> **Task goal**: Locate each line with the string "Document" in the listing below and copy it.

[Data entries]
▬▬▬

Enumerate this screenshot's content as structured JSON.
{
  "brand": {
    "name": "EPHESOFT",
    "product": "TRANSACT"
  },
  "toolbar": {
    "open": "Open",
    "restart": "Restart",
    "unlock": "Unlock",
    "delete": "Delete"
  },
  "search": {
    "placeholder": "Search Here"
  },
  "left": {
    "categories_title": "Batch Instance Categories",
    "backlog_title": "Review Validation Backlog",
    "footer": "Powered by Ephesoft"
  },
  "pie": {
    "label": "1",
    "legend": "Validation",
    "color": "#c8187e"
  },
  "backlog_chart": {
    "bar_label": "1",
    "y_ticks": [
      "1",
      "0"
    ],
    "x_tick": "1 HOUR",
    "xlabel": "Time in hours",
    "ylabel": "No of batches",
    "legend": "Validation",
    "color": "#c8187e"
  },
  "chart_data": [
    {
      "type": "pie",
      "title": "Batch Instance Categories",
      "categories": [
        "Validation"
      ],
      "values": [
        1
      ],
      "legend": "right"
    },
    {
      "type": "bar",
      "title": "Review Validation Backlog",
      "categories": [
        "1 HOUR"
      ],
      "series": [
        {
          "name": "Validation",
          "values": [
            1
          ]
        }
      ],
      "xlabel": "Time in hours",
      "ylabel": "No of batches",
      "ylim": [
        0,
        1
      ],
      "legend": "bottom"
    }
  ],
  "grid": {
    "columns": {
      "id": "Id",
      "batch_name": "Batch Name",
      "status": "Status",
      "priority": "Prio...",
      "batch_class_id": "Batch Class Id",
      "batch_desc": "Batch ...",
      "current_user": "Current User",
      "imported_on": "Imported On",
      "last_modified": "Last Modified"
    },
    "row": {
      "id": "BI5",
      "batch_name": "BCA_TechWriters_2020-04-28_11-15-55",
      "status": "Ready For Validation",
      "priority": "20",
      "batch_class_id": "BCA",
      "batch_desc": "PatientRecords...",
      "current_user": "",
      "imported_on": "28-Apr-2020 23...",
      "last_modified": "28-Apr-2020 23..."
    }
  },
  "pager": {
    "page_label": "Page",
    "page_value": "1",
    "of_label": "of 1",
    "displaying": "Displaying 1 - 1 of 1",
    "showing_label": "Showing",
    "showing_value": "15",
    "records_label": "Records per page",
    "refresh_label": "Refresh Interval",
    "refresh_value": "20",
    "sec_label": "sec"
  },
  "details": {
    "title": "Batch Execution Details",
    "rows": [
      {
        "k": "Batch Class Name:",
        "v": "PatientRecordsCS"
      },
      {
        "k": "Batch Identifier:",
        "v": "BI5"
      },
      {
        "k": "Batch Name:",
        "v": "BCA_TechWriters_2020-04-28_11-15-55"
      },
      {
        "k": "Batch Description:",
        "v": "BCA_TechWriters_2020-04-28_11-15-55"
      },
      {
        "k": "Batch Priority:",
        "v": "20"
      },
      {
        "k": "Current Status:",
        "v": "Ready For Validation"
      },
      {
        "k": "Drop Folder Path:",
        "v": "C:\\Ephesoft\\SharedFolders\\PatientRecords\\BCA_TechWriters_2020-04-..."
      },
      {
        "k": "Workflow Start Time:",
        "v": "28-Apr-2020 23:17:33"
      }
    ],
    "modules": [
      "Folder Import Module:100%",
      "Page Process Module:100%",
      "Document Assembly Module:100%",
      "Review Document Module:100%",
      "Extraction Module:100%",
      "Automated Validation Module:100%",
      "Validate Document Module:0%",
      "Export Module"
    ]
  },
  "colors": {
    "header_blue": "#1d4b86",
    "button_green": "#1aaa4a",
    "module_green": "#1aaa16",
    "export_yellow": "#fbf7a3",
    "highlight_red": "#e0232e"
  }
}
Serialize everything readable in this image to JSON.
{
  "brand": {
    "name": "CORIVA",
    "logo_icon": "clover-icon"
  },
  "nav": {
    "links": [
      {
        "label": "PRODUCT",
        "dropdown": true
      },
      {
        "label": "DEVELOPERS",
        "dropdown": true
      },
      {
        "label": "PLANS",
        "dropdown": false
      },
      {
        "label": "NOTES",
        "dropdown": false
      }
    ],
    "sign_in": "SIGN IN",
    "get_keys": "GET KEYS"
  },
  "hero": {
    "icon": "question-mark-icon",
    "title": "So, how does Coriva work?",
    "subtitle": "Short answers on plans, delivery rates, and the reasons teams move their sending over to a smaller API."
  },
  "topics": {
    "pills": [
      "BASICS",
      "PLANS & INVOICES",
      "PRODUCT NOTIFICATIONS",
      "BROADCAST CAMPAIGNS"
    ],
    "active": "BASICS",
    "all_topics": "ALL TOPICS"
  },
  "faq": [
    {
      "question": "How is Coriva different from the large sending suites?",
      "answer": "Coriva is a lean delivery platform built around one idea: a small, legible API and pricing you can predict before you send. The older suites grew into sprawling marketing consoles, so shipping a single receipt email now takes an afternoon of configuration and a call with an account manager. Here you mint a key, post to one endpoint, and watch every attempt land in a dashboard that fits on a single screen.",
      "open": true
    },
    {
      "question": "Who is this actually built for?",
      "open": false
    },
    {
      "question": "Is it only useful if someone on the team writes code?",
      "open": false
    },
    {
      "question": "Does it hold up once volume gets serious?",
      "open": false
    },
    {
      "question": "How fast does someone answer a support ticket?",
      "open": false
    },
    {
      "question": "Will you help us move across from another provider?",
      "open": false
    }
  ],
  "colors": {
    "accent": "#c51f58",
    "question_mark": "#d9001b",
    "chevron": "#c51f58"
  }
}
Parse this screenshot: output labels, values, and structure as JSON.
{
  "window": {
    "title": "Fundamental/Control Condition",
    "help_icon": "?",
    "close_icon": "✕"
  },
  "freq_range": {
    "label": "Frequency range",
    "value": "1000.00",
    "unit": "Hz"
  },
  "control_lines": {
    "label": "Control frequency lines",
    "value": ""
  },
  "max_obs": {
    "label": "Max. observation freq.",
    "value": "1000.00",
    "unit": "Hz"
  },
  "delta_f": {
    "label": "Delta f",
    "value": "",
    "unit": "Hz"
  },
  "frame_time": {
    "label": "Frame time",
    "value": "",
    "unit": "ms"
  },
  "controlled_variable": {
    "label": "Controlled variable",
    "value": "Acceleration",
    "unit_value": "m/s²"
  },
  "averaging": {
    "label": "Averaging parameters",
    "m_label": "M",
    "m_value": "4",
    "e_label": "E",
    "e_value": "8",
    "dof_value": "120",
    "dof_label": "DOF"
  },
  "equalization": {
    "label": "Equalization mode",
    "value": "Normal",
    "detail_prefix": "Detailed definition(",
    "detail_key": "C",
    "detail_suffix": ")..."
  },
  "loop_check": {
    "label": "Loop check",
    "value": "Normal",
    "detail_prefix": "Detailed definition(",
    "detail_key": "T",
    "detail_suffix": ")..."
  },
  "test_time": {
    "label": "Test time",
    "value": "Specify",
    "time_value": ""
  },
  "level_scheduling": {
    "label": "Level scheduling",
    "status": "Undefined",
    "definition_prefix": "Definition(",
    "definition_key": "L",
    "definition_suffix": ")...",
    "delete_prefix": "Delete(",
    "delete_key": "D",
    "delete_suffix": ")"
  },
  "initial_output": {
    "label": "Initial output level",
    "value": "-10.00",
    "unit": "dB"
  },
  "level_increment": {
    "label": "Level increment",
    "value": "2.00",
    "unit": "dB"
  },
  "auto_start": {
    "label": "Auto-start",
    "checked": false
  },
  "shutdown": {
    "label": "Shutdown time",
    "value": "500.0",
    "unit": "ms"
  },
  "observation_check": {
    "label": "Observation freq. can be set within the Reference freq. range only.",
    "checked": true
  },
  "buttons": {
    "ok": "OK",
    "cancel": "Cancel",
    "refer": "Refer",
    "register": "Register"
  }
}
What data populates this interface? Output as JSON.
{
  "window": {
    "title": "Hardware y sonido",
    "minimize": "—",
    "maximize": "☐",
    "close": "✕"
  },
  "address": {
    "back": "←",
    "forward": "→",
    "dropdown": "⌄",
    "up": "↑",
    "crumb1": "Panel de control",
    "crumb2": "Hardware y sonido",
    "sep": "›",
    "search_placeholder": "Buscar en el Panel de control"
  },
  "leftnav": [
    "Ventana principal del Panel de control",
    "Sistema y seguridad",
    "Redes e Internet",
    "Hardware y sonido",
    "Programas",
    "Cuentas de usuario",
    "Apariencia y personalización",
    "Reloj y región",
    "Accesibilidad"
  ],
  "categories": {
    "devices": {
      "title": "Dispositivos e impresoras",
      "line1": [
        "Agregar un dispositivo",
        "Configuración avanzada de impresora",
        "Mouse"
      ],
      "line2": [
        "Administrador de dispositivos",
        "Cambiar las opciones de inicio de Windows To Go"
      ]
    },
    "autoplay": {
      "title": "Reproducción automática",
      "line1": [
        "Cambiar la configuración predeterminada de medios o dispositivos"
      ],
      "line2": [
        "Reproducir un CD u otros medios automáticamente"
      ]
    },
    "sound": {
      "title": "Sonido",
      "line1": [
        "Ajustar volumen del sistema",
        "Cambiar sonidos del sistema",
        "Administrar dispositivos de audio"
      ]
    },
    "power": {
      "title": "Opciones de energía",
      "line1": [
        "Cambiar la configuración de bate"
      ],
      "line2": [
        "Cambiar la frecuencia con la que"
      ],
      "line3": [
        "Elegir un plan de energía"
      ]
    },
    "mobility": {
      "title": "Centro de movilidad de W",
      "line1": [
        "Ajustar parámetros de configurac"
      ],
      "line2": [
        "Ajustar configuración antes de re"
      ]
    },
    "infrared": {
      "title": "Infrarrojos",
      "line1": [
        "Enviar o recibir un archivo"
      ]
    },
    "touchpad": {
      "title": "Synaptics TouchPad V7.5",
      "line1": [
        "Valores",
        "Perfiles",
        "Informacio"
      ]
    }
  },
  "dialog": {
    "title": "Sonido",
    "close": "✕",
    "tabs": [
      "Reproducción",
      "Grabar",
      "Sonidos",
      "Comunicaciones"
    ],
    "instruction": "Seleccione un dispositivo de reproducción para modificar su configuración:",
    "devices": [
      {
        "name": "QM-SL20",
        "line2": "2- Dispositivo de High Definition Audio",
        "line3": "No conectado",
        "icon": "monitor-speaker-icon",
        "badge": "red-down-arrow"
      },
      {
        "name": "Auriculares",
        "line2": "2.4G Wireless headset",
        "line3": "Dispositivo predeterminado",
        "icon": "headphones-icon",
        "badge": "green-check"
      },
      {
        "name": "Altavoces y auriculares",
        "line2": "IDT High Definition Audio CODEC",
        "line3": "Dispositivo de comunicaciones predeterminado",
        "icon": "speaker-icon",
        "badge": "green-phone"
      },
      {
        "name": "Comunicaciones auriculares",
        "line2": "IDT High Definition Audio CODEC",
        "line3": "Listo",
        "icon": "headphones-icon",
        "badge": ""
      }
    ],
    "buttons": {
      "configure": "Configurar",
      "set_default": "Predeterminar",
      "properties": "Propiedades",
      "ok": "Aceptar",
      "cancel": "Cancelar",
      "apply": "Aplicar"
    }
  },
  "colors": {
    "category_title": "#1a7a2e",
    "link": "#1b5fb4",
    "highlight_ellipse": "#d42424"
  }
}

▬▬▬

> **Solution**:
      "Document Assembly Module:100%",
      "Review Document Module:100%",
      "Validate Document Module:0%",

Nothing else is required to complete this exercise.